• **Task statement**:
Images do not belong in the copy. Retype all the entries below exactly.

• **Listed records**:
..............................

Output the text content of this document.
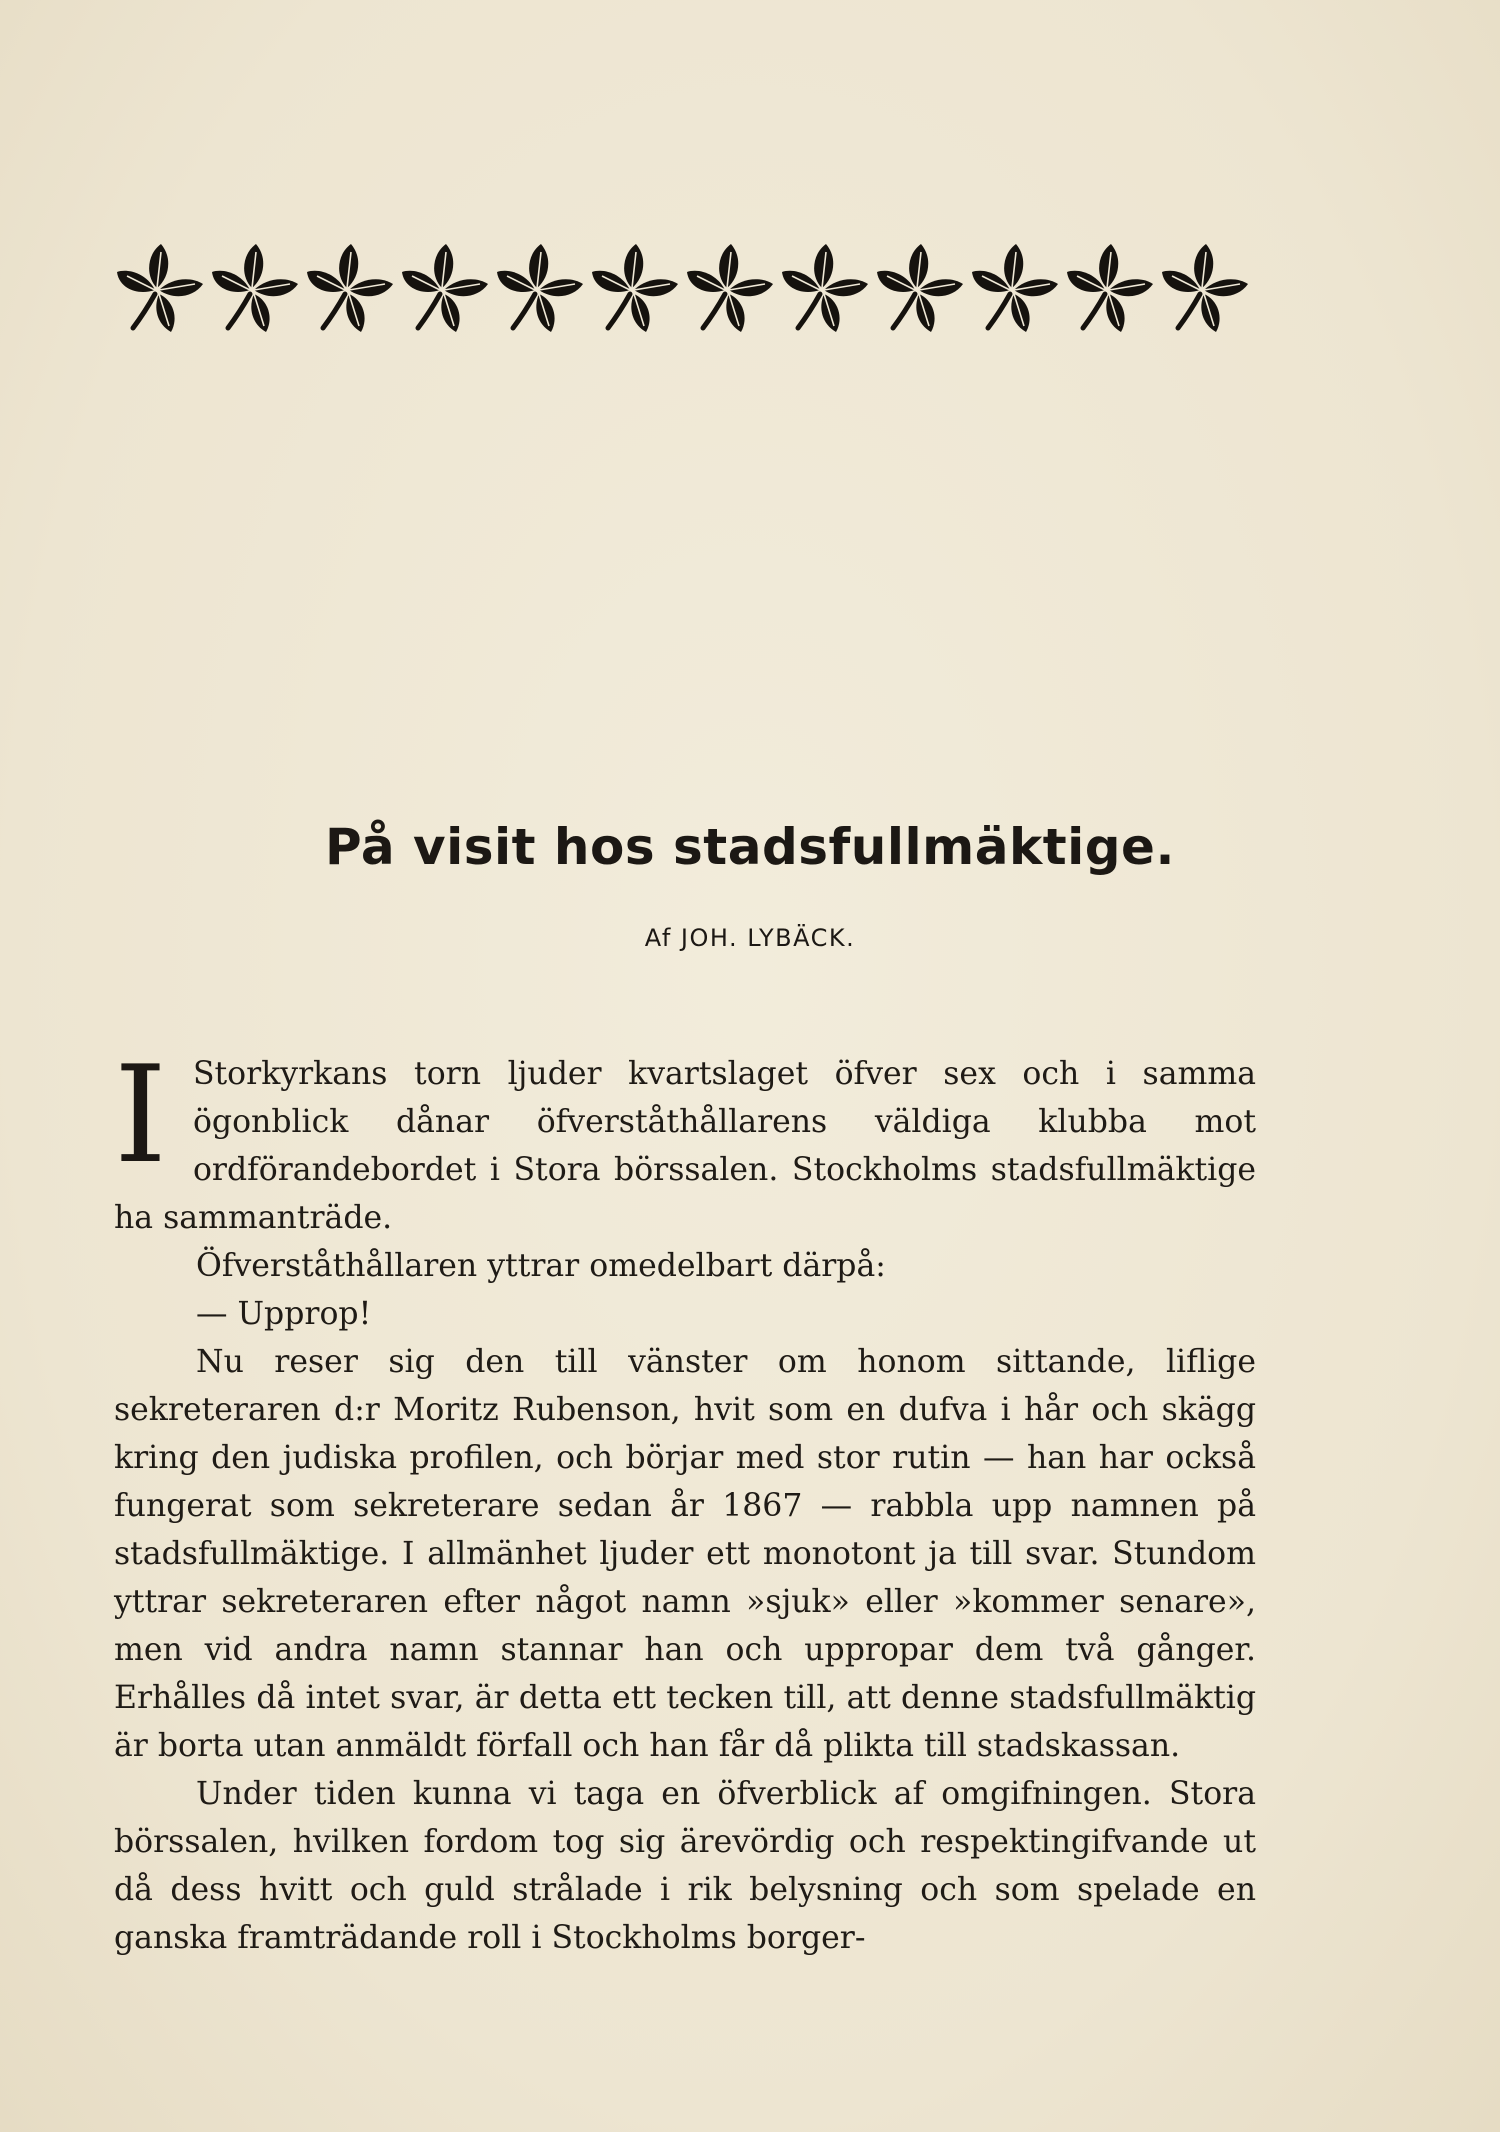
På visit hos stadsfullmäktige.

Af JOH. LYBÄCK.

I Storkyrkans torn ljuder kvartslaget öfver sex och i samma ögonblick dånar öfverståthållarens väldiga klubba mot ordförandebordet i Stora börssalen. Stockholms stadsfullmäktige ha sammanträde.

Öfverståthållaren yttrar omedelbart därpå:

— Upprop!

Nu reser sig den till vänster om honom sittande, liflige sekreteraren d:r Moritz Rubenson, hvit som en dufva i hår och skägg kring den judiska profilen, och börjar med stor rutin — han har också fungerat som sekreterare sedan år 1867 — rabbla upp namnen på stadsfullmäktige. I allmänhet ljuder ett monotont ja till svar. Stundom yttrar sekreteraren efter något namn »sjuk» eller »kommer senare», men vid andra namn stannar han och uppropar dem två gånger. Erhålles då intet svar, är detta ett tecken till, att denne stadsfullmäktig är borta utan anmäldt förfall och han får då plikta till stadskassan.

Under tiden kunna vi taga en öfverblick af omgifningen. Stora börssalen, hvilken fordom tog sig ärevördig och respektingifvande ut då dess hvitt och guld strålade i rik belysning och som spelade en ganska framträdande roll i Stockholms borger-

..............................

• **Result**:
Output the text content of this document.
På visit hos stadsfullmäktige.

Af JOH. LYBÄCK.

I Storkyrkans torn ljuder kvartslaget öfver sex och i samma ögonblick dånar öfverståthållarens väldiga klubba mot ordförandebordet i Stora börssalen. Stockholms stadsfullmäktige ha sammanträde.

Öfverståthållaren yttrar omedelbart därpå:

— Upprop!

Nu reser sig den till vänster om honom sittande, liflige sekreteraren d:r Moritz Rubenson, hvit som en dufva i hår och skägg kring den judiska profilen, och börjar med stor rutin — han har också fungerat som sekreterare sedan år 1867 — rabbla upp namnen på stadsfullmäktige. I allmänhet ljuder ett monotont ja till svar. Stundom yttrar sekreteraren efter något namn »sjuk» eller »kommer senare», men vid andra namn stannar han och uppropar dem två gånger. Erhålles då intet svar, är detta ett tecken till, att denne stadsfullmäktig är borta utan anmäldt förfall och han får då plikta till stadskassan.

Under tiden kunna vi taga en öfverblick af omgifningen. Stora börssalen, hvilken fordom tog sig ärevördig och respektingifvande ut då dess hvitt och guld strålade i rik belysning och som spelade en ganska framträdande roll i Stockholms borger-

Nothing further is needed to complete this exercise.